* **Text passage**
On Easter Sunday, Jesus said, “Peace be with you” to give a type of resurrection to the Apostles who had locked themselves “for fear of the Jews” in the upper room which had become a sort of tomb for them.
Romans 8:22-27. The lifelong labor or struggle for holiness leads us to a groaning because we cannot just go out and do it and it’s done. Rather it is a never-ending- till- death struggle because the opposition does not give up until we have breathed our last breathe and are in the firm grip of the Lord, adopted into heaven as his son and daughters. The Holy Spirit groans along with us in our struggle, interceding for us “with inexpressible groanings.” It is like the groaning of those who are in a tug-of-war, or pushing on something or pulling on something we cannot move. We do not want to give up but, no matter how hard we try, we cannot get the job done. The forces that oppose the Lord never give up because they know, that as long as we have free will, they still have the chance to turn the tide. Nevertheless, we will have the victory as long as we stay united to the Spirit who never ceases to intercede “for the holy ones according to God’s will.”
“As we wait for adoption, the redemption of our bodies” Paul writes. I have always heard of redemption of our souls but as a whole person, our bodies need to be redeemed too. Paul wrote, “He will change our lowly bodies to conform with his glorified body by the power that enables him also to bring all things into subjection to himself.” (Philippians 3:21) Paul continues, “But if we hope for what we do not see, we wait with endurance.” Paul is encouraging Jesus’ followers to endure through difficulties. “For this momentary light affliction is producing for us an eternal weigh of glory beyond all comparison, as we look not to what is seen but to what is unseen; for what is seen is transitory, but what is unseen is eternal.” (2 Corinthians 4: 17-18)

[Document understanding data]

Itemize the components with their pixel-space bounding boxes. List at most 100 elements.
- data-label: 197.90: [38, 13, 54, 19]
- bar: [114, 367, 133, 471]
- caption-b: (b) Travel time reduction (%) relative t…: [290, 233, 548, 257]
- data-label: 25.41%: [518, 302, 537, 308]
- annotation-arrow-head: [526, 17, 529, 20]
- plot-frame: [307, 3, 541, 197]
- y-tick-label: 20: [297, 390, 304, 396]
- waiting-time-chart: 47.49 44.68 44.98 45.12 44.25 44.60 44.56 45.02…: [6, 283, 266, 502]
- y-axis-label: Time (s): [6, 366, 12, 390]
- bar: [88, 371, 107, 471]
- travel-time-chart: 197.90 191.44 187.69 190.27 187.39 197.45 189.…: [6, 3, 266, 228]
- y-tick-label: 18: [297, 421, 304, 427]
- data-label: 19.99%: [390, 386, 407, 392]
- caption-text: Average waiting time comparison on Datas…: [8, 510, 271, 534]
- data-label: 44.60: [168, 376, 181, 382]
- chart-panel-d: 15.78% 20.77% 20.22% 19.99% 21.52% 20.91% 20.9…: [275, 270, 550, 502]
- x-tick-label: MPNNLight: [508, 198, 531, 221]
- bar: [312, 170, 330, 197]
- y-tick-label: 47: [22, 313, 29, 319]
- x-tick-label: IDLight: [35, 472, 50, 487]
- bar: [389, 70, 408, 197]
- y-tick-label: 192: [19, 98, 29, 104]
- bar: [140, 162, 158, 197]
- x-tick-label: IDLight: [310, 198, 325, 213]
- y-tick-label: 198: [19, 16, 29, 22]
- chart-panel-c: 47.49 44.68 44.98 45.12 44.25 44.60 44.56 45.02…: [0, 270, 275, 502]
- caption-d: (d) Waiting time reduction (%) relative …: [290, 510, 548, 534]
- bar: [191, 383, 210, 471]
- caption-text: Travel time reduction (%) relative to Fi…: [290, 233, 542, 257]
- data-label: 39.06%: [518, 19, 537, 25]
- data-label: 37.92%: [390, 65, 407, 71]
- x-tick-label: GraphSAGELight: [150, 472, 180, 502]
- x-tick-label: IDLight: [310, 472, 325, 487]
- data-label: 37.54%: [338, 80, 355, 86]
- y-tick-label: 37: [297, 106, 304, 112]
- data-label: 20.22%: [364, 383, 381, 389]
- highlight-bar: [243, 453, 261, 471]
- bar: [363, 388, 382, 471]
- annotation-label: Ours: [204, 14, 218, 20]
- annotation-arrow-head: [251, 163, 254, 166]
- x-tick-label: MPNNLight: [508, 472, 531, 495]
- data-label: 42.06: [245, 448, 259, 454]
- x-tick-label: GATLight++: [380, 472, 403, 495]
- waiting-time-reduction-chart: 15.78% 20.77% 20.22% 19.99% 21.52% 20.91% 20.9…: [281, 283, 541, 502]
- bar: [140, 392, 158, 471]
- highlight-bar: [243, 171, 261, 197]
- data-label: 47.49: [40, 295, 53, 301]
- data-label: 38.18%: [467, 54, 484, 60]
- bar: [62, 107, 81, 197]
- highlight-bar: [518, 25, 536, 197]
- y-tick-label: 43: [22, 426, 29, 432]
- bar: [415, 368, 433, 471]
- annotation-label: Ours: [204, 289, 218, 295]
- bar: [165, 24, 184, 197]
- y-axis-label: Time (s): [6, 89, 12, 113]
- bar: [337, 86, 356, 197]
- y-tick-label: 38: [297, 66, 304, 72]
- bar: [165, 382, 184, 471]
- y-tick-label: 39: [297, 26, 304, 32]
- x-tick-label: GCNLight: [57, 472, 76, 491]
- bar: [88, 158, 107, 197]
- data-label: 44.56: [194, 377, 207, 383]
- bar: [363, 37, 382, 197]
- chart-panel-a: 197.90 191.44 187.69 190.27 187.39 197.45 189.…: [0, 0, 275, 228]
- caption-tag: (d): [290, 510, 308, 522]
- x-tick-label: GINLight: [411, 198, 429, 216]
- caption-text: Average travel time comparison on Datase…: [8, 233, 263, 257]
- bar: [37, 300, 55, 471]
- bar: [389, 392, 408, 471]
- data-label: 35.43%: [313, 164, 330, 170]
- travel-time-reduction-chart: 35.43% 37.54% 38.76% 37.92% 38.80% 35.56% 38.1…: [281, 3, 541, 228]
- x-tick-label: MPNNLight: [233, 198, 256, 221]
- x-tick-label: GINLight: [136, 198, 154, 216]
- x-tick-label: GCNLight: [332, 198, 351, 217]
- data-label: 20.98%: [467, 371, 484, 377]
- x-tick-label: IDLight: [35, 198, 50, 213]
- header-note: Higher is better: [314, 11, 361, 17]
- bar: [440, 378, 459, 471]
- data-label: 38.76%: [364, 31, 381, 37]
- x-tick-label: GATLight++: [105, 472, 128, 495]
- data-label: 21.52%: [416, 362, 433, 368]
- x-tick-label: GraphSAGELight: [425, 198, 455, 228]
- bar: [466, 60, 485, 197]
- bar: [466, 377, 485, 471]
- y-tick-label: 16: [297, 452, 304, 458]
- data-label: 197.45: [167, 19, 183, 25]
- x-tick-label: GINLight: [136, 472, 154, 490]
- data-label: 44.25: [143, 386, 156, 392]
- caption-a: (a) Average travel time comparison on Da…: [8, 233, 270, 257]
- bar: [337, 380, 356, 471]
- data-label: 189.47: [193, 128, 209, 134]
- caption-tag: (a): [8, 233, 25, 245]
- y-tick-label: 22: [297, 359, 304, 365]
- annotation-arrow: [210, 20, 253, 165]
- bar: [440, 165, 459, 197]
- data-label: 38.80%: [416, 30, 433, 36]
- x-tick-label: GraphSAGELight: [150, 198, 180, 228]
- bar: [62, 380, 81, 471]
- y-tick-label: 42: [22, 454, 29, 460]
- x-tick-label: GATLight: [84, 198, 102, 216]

* **Assignment**
Please resume the reflection on Romans 8 and the struggle for holiness, picking up right after its last sentence. The rows play no part in this.

* **Answer below**
1 Corinthians 12:3b-7, 12-13. Paul wrote, “None can say, ‘Jesus is Lord’, except by the Holy Spirit. Jesus said to St. Peter who had professed to Jesus, “You are the Messiah, the son of the living God,” “For flesh and blood has not revealed this to you, but my heavenly Father.” (Matthew 16:16-17) We can nothing good, unless we are graced by God to do it, even if we deny the existence of God or do not even know or care that there is a God.
The Church is a community of believers who receive many, differing gifts so that, as a whole its tasks work a unified result. There are many parts of the whole body but all the parts are to work together for the benefit of the whole entity. There is one Spirit to work together through all the baptized to achieve God’s will. “To each individual the manifestation of the Spirit is given for some benefit.” God’s gifts, God’s will differs for each individual, but we work as a cohesive whole and so we, though many, are one. “We were all given to drink of the one Spirit;” but, if we do not, we will die on the vine and be fruitless.